The problem: Print out every record exactly as it appears.

* Begin *

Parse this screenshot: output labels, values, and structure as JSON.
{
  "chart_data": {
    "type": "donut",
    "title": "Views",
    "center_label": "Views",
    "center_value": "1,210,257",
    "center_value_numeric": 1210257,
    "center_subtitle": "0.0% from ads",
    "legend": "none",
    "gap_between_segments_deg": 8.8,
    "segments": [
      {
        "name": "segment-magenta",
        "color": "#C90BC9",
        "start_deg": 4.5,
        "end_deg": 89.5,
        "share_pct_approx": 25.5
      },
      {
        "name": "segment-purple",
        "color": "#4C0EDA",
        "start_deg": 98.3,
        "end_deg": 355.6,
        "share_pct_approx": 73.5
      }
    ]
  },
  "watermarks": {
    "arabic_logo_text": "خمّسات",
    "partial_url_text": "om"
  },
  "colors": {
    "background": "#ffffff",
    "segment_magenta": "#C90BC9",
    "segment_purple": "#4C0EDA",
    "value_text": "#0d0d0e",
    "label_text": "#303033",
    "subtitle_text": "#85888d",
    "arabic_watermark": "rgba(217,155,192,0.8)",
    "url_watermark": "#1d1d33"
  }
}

* End *

Answer to this exercise:
Parse this screenshot: output labels, values, and structure as JSON.
{
  "chart_data": {
    "type": "donut",
    "title": "Views",
    "center_label": "Views",
    "center_value": "1,210,257",
    "center_value_numeric": 1210257,
    "center_subtitle": "0.0% from ads",
    "legend": "none",
    "gap_between_segments_deg": 8.8,
    "segments": [
      {
        "name": "segment-magenta",
        "color": "#C90BC9",
        "start_deg": 4.5,
        "end_deg": 89.5,
        "share_pct_approx": 25.5
      },
      {
        "name": "segment-purple",
        "color": "#4C0EDA",
        "start_deg": 98.3,
        "end_deg": 355.6,
        "share_pct_approx": 73.5
      }
    ]
  },
  "watermarks": {
    "arabic_logo_text": "خمّسات",
    "partial_url_text": "om"
  },
  "colors": {
    "background": "#ffffff",
    "segment_magenta": "#C90BC9",
    "segment_purple": "#4C0EDA",
    "value_text": "#0d0d0e",
    "label_text": "#303033",
    "subtitle_text": "#85888d",
    "arabic_watermark": "rgba(217,155,192,0.8)",
    "url_watermark": "#1d1d33"
  }
}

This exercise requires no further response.